* [Directions]
The data below needs to be returned exactly, line for line.

++++++++++

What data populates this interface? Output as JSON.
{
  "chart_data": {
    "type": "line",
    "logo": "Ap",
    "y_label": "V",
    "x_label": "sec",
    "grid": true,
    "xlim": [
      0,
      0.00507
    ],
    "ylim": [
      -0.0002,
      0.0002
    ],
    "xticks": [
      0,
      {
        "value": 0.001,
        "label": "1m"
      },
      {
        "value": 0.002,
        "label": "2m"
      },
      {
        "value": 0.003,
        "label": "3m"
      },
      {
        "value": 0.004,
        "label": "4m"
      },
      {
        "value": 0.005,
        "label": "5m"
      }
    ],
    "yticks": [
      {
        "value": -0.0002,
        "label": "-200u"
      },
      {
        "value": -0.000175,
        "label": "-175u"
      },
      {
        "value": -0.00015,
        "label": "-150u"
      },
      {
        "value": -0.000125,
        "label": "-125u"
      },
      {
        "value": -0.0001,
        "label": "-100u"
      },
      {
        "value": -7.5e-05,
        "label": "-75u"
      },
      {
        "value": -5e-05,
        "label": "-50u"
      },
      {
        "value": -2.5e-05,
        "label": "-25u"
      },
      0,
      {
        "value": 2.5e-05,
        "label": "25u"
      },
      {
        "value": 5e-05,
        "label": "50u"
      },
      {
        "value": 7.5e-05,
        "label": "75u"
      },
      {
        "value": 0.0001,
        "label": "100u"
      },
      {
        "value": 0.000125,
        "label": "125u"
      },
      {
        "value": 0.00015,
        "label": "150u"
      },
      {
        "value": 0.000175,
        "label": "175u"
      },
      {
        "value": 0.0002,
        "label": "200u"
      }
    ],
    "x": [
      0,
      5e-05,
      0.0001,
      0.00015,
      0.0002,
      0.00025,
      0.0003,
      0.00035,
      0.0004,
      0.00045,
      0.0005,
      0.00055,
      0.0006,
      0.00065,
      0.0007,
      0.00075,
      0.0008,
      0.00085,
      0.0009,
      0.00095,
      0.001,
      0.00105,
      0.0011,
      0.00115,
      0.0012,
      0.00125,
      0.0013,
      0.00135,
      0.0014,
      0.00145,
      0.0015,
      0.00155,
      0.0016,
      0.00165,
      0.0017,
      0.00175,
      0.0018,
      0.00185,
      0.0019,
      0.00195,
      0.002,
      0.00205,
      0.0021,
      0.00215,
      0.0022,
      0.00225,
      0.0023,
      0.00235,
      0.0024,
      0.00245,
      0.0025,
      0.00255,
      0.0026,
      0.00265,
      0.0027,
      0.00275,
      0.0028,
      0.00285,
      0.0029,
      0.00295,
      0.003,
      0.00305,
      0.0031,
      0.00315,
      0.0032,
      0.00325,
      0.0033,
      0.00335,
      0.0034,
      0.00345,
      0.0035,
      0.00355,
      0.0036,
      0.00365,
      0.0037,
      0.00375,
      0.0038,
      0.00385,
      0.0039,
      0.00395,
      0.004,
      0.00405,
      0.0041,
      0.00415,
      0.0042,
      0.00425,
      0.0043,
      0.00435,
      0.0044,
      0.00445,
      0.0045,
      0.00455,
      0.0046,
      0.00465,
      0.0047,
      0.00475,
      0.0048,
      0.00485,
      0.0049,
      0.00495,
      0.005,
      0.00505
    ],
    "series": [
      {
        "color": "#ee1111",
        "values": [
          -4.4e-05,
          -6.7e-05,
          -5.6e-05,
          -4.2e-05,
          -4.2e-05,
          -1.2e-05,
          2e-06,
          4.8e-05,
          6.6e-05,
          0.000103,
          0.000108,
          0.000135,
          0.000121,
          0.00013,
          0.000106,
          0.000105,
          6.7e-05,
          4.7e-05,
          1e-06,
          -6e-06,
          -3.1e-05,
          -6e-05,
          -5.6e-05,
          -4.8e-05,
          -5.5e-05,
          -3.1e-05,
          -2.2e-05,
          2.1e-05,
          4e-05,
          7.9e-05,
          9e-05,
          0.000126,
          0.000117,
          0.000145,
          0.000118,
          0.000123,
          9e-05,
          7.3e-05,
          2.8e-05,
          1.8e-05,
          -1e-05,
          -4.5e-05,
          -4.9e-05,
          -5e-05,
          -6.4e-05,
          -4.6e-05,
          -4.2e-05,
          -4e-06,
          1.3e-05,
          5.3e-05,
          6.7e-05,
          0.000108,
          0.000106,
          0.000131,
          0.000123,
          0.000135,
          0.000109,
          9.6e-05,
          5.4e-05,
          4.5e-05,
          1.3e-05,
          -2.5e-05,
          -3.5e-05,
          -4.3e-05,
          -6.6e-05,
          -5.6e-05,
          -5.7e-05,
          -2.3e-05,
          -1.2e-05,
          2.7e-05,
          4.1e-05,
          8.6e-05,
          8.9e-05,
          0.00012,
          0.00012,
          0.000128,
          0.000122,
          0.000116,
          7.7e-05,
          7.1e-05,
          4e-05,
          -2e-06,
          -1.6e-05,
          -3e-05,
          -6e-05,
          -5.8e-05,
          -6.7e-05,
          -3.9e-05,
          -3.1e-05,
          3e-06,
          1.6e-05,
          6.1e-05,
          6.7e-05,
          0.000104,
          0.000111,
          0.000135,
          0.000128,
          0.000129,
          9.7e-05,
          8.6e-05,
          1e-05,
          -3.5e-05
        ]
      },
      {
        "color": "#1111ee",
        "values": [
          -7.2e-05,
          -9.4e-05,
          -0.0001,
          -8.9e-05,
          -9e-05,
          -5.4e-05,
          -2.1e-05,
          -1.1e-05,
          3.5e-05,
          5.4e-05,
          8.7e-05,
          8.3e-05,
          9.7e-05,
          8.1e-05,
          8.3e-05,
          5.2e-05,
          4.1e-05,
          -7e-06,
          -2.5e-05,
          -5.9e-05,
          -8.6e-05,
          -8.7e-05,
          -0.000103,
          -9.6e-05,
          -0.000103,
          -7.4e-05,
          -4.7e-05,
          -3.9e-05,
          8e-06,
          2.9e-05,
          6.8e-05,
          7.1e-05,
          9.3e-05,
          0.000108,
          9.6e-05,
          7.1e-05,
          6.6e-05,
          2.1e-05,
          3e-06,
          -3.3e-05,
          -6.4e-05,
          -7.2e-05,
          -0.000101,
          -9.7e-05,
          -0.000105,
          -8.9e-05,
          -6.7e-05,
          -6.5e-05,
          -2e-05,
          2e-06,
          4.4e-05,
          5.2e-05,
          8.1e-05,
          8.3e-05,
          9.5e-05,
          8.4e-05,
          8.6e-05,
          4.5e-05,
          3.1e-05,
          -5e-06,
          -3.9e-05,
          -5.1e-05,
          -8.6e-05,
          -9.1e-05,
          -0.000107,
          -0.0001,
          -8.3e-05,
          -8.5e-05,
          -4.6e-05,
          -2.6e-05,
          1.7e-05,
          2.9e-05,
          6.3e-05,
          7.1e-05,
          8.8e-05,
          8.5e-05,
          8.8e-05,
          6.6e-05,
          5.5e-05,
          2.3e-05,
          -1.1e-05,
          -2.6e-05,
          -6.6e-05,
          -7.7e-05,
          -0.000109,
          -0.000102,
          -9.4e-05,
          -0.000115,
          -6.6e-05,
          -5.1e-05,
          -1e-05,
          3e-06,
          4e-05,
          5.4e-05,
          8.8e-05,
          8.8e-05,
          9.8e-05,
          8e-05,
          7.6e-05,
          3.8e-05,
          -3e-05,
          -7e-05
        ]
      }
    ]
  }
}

++++++++++

* [Reply]
What data populates this interface? Output as JSON.
{
  "chart_data": {
    "type": "line",
    "logo": "Ap",
    "y_label": "V",
    "x_label": "sec",
    "grid": true,
    "xlim": [
      0,
      0.00507
    ],
    "ylim": [
      -0.0002,
      0.0002
    ],
    "xticks": [
      0,
      {
        "value": 0.001,
        "label": "1m"
      },
      {
        "value": 0.002,
        "label": "2m"
      },
      {
        "value": 0.003,
        "label": "3m"
      },
      {
        "value": 0.004,
        "label": "4m"
      },
      {
        "value": 0.005,
        "label": "5m"
      }
    ],
    "yticks": [
      {
        "value": -0.0002,
        "label": "-200u"
      },
      {
        "value": -0.000175,
        "label": "-175u"
      },
      {
        "value": -0.00015,
        "label": "-150u"
      },
      {
        "value": -0.000125,
        "label": "-125u"
      },
      {
        "value": -0.0001,
        "label": "-100u"
      },
      {
        "value": -7.5e-05,
        "label": "-75u"
      },
      {
        "value": -5e-05,
        "label": "-50u"
      },
      {
        "value": -2.5e-05,
        "label": "-25u"
      },
      0,
      {
        "value": 2.5e-05,
        "label": "25u"
      },
      {
        "value": 5e-05,
        "label": "50u"
      },
      {
        "value": 7.5e-05,
        "label": "75u"
      },
      {
        "value": 0.0001,
        "label": "100u"
      },
      {
        "value": 0.000125,
        "label": "125u"
      },
      {
        "value": 0.00015,
        "label": "150u"
      },
      {
        "value": 0.000175,
        "label": "175u"
      },
      {
        "value": 0.0002,
        "label": "200u"
      }
    ],
    "x": [
      0,
      5e-05,
      0.0001,
      0.00015,
      0.0002,
      0.00025,
      0.0003,
      0.00035,
      0.0004,
      0.00045,
      0.0005,
      0.00055,
      0.0006,
      0.00065,
      0.0007,
      0.00075,
      0.0008,
      0.00085,
      0.0009,
      0.00095,
      0.001,
      0.00105,
      0.0011,
      0.00115,
      0.0012,
      0.00125,
      0.0013,
      0.00135,
      0.0014,
      0.00145,
      0.0015,
      0.00155,
      0.0016,
      0.00165,
      0.0017,
      0.00175,
      0.0018,
      0.00185,
      0.0019,
      0.00195,
      0.002,
      0.00205,
      0.0021,
      0.00215,
      0.0022,
      0.00225,
      0.0023,
      0.00235,
      0.0024,
      0.00245,
      0.0025,
      0.00255,
      0.0026,
      0.00265,
      0.0027,
      0.00275,
      0.0028,
      0.00285,
      0.0029,
      0.00295,
      0.003,
      0.00305,
      0.0031,
      0.00315,
      0.0032,
      0.00325,
      0.0033,
      0.00335,
      0.0034,
      0.00345,
      0.0035,
      0.00355,
      0.0036,
      0.00365,
      0.0037,
      0.00375,
      0.0038,
      0.00385,
      0.0039,
      0.00395,
      0.004,
      0.00405,
      0.0041,
      0.00415,
      0.0042,
      0.00425,
      0.0043,
      0.00435,
      0.0044,
      0.00445,
      0.0045,
      0.00455,
      0.0046,
      0.00465,
      0.0047,
      0.00475,
      0.0048,
      0.00485,
      0.0049,
      0.00495,
      0.005,
      0.00505
    ],
    "series": [
      {
        "color": "#ee1111",
        "values": [
          -4.4e-05,
          -6.7e-05,
          -5.6e-05,
          -4.2e-05,
          -4.2e-05,
          -1.2e-05,
          2e-06,
          4.8e-05,
          6.6e-05,
          0.000103,
          0.000108,
          0.000135,
          0.000121,
          0.00013,
          0.000106,
          0.000105,
          6.7e-05,
          4.7e-05,
          1e-06,
          -6e-06,
          -3.1e-05,
          -6e-05,
          -5.6e-05,
          -4.8e-05,
          -5.5e-05,
          -3.1e-05,
          -2.2e-05,
          2.1e-05,
          4e-05,
          7.9e-05,
          9e-05,
          0.000126,
          0.000117,
          0.000145,
          0.000118,
          0.000123,
          9e-05,
          7.3e-05,
          2.8e-05,
          1.8e-05,
          -1e-05,
          -4.5e-05,
          -4.9e-05,
          -5e-05,
          -6.4e-05,
          -4.6e-05,
          -4.2e-05,
          -4e-06,
          1.3e-05,
          5.3e-05,
          6.7e-05,
          0.000108,
          0.000106,
          0.000131,
          0.000123,
          0.000135,
          0.000109,
          9.6e-05,
          5.4e-05,
          4.5e-05,
          1.3e-05,
          -2.5e-05,
          -3.5e-05,
          -4.3e-05,
          -6.6e-05,
          -5.6e-05,
          -5.7e-05,
          -2.3e-05,
          -1.2e-05,
          2.7e-05,
          4.1e-05,
          8.6e-05,
          8.9e-05,
          0.00012,
          0.00012,
          0.000128,
          0.000122,
          0.000116,
          7.7e-05,
          7.1e-05,
          4e-05,
          -2e-06,
          -1.6e-05,
          -3e-05,
          -6e-05,
          -5.8e-05,
          -6.7e-05,
          -3.9e-05,
          -3.1e-05,
          3e-06,
          1.6e-05,
          6.1e-05,
          6.7e-05,
          0.000104,
          0.000111,
          0.000135,
          0.000128,
          0.000129,
          9.7e-05,
          8.6e-05,
          1e-05,
          -3.5e-05
        ]
      },
      {
        "color": "#1111ee",
        "values": [
          -7.2e-05,
          -9.4e-05,
          -0.0001,
          -8.9e-05,
          -9e-05,
          -5.4e-05,
          -2.1e-05,
          -1.1e-05,
          3.5e-05,
          5.4e-05,
          8.7e-05,
          8.3e-05,
          9.7e-05,
          8.1e-05,
          8.3e-05,
          5.2e-05,
          4.1e-05,
          -7e-06,
          -2.5e-05,
          -5.9e-05,
          -8.6e-05,
          -8.7e-05,
          -0.000103,
          -9.6e-05,
          -0.000103,
          -7.4e-05,
          -4.7e-05,
          -3.9e-05,
          8e-06,
          2.9e-05,
          6.8e-05,
          7.1e-05,
          9.3e-05,
          0.000108,
          9.6e-05,
          7.1e-05,
          6.6e-05,
          2.1e-05,
          3e-06,
          -3.3e-05,
          -6.4e-05,
          -7.2e-05,
          -0.000101,
          -9.7e-05,
          -0.000105,
          -8.9e-05,
          -6.7e-05,
          -6.5e-05,
          -2e-05,
          2e-06,
          4.4e-05,
          5.2e-05,
          8.1e-05,
          8.3e-05,
          9.5e-05,
          8.4e-05,
          8.6e-05,
          4.5e-05,
          3.1e-05,
          -5e-06,
          -3.9e-05,
          -5.1e-05,
          -8.6e-05,
          -9.1e-05,
          -0.000107,
          -0.0001,
          -8.3e-05,
          -8.5e-05,
          -4.6e-05,
          -2.6e-05,
          1.7e-05,
          2.9e-05,
          6.3e-05,
          7.1e-05,
          8.8e-05,
          8.5e-05,
          8.8e-05,
          6.6e-05,
          5.5e-05,
          2.3e-05,
          -1.1e-05,
          -2.6e-05,
          -6.6e-05,
          -7.7e-05,
          -0.000109,
          -0.000102,
          -9.4e-05,
          -0.000115,
          -6.6e-05,
          -5.1e-05,
          -1e-05,
          3e-06,
          4e-05,
          5.4e-05,
          8.8e-05,
          8.8e-05,
          9.8e-05,
          8e-05,
          7.6e-05,
          3.8e-05,
          -3e-05,
          -7e-05
        ]
      }
    ]
  }
}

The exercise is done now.